**Short task:** Restate the records in their entirety, word for word.

**Task material:**
※ ※ ※

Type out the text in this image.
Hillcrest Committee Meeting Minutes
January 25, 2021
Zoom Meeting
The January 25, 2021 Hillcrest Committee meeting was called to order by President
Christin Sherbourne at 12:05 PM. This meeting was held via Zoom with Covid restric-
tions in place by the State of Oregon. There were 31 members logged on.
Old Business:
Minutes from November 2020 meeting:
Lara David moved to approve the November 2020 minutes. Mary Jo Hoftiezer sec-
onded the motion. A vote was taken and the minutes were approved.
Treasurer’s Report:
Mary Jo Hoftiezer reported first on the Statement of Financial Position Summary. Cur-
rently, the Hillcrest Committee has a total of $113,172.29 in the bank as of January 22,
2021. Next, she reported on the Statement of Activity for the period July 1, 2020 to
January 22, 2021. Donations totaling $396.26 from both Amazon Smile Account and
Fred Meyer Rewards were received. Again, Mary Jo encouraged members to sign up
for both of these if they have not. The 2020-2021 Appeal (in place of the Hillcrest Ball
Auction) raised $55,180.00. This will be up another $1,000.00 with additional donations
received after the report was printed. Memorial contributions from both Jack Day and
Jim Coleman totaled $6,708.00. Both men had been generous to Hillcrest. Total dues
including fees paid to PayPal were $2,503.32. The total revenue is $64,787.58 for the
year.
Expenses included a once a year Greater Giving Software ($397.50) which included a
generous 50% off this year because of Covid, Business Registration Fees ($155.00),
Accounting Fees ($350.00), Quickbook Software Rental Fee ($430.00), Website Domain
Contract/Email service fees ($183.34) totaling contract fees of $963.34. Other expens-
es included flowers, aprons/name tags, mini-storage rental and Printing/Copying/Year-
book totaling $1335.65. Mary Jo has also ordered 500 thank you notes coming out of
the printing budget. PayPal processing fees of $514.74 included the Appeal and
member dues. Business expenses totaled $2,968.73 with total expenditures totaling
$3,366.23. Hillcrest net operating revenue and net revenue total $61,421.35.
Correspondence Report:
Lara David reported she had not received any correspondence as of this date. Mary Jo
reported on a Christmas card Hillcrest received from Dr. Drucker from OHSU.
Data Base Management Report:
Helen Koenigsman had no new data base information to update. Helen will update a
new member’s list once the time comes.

※ ※ ※

**Solution to this task:**
Type out the text in this image.
Hillcrest Committee Meeting Minutes
January 25, 2021
Zoom Meeting
The January 25, 2021 Hillcrest Committee meeting was called to order by President
Christin Sherbourne at 12:05 PM. This meeting was held via Zoom with Covid restric-
tions in place by the State of Oregon. There were 31 members logged on.
Old Business:
Minutes from November 2020 meeting:
Lara David moved to approve the November 2020 minutes. Mary Jo Hoftiezer sec-
onded the motion. A vote was taken and the minutes were approved.
Treasurer’s Report:
Mary Jo Hoftiezer reported first on the Statement of Financial Position Summary. Cur-
rently, the Hillcrest Committee has a total of $113,172.29 in the bank as of January 22,
2021. Next, she reported on the Statement of Activity for the period July 1, 2020 to
January 22, 2021. Donations totaling $396.26 from both Amazon Smile Account and
Fred Meyer Rewards were received. Again, Mary Jo encouraged members to sign up
for both of these if they have not. The 2020-2021 Appeal (in place of the Hillcrest Ball
Auction) raised $55,180.00. This will be up another $1,000.00 with additional donations
received after the report was printed. Memorial contributions from both Jack Day and
Jim Coleman totaled $6,708.00. Both men had been generous to Hillcrest. Total dues
including fees paid to PayPal were $2,503.32. The total revenue is $64,787.58 for the
year.
Expenses included a once a year Greater Giving Software ($397.50) which included a
generous 50% off this year because of Covid, Business Registration Fees ($155.00),
Accounting Fees ($350.00), Quickbook Software Rental Fee ($430.00), Website Domain
Contract/Email service fees ($183.34) totaling contract fees of $963.34. Other expens-
es included flowers, aprons/name tags, mini-storage rental and Printing/Copying/Year-
book totaling $1335.65. Mary Jo has also ordered 500 thank you notes coming out of
the printing budget. PayPal processing fees of $514.74 included the Appeal and
member dues. Business expenses totaled $2,968.73 with total expenditures totaling
$3,366.23. Hillcrest net operating revenue and net revenue total $61,421.35.
Correspondence Report:
Lara David reported she had not received any correspondence as of this date. Mary Jo
reported on a Christmas card Hillcrest received from Dr. Drucker from OHSU.
Data Base Management Report:
Helen Koenigsman had no new data base information to update. Helen will update a
new member’s list once the time comes.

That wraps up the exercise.